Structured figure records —
— Start —

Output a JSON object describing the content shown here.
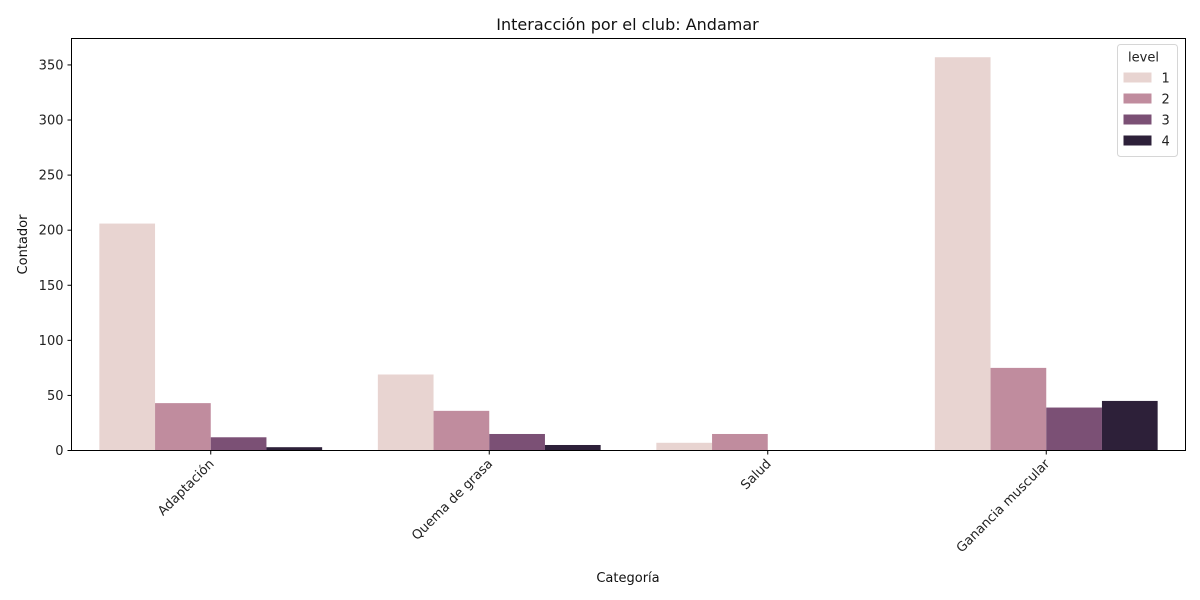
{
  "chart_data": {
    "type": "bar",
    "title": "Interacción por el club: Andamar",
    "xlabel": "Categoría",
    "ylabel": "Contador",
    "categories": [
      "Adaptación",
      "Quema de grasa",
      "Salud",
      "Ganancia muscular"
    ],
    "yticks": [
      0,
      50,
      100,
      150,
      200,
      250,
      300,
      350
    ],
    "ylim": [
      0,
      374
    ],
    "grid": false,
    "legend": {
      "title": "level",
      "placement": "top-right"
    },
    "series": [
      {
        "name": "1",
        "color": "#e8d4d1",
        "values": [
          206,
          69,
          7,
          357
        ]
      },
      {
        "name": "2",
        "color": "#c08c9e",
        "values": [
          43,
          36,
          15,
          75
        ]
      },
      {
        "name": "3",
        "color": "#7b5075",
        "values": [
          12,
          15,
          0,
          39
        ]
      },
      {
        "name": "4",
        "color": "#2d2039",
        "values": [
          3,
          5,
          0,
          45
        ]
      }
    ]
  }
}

— End —

Repeat the material above word for word, please, apart from its images.

Output a JSON object describing the content shown here.
{
  "chart_data": {
    "type": "bar",
    "title": "Interacción por el club: Andamar",
    "xlabel": "Categoría",
    "ylabel": "Contador",
    "categories": [
      "Adaptación",
      "Quema de grasa",
      "Salud",
      "Ganancia muscular"
    ],
    "yticks": [
      0,
      50,
      100,
      150,
      200,
      250,
      300,
      350
    ],
    "ylim": [
      0,
      374
    ],
    "grid": false,
    "legend": {
      "title": "level",
      "placement": "top-right"
    },
    "series": [
      {
        "name": "1",
        "color": "#e8d4d1",
        "values": [
          206,
          69,
          7,
          357
        ]
      },
      {
        "name": "2",
        "color": "#c08c9e",
        "values": [
          43,
          36,
          15,
          75
        ]
      },
      {
        "name": "3",
        "color": "#7b5075",
        "values": [
          12,
          15,
          0,
          39
        ]
      },
      {
        "name": "4",
        "color": "#2d2039",
        "values": [
          3,
          5,
          0,
          45
        ]
      }
    ]
  }
}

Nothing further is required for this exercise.